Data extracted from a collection
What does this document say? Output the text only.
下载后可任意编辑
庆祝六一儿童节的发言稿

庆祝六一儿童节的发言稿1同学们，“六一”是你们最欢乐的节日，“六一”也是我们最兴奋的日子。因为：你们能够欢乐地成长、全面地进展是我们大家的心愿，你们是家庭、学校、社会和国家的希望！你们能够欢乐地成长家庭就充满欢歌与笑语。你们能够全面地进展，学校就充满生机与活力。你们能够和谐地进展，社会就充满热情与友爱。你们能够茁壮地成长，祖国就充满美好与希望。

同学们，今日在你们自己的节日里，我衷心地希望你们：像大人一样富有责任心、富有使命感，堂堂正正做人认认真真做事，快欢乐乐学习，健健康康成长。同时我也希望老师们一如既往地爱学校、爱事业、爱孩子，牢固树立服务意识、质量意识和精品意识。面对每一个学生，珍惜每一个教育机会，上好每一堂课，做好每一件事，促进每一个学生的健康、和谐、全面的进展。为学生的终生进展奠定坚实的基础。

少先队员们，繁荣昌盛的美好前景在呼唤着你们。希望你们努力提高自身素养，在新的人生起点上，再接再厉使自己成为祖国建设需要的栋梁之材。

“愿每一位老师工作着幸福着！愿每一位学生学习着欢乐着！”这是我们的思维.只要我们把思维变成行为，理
* * *
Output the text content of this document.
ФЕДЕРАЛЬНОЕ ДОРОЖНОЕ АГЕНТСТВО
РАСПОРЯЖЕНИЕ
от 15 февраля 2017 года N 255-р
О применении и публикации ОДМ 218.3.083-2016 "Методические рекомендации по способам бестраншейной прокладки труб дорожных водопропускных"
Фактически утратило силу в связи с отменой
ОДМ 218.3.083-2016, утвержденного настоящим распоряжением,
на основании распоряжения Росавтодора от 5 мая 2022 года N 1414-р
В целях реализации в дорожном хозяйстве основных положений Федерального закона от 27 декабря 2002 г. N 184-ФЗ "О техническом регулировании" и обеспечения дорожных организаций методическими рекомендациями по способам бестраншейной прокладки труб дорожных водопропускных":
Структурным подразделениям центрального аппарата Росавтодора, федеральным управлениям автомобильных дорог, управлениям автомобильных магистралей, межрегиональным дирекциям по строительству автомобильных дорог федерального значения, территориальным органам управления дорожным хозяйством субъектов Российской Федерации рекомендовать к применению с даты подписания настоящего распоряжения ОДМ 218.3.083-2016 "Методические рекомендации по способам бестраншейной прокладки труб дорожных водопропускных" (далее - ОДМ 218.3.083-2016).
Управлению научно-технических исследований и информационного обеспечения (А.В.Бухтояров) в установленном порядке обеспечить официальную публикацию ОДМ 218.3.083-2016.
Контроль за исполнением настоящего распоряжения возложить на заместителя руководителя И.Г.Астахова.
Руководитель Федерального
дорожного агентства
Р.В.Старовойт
...
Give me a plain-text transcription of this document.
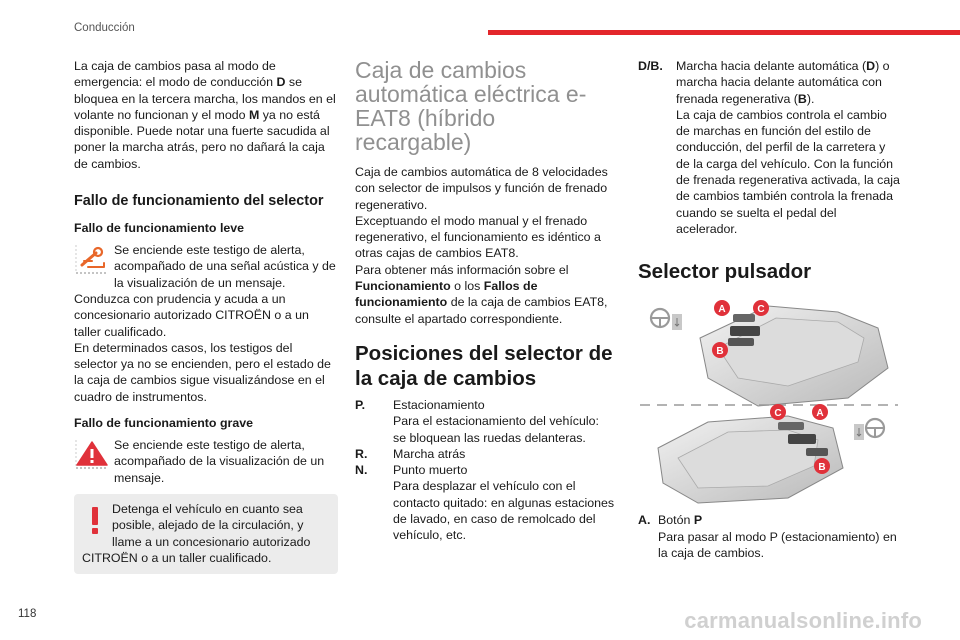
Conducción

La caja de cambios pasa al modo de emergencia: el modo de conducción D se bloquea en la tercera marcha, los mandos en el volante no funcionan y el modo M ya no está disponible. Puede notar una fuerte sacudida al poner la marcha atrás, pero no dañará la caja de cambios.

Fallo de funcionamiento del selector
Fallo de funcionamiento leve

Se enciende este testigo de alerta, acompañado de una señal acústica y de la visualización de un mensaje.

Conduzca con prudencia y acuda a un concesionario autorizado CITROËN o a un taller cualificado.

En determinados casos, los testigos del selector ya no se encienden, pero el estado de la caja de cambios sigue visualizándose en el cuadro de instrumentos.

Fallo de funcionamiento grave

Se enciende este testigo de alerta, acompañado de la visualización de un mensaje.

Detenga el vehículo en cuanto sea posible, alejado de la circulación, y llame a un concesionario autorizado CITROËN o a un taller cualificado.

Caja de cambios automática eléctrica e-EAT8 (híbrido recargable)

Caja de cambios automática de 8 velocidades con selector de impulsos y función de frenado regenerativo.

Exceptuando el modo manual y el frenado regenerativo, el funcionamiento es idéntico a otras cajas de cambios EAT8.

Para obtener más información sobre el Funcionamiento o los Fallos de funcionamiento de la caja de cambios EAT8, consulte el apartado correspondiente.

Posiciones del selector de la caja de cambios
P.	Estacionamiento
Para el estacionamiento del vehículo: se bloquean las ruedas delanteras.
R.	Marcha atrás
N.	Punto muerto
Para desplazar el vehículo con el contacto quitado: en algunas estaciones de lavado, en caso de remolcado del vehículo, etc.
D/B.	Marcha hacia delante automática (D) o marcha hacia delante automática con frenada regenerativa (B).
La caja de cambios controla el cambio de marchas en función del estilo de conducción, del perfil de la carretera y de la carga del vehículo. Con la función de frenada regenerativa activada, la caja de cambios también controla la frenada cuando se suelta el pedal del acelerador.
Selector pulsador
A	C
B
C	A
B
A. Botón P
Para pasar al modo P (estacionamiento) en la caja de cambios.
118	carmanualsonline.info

__Exercise requirements__
Copy out each line of the material that holds the word "text".

__Response__
What does this document say? Output the text only.
Output the text content of this document.
Give me a plain-text transcription of this document.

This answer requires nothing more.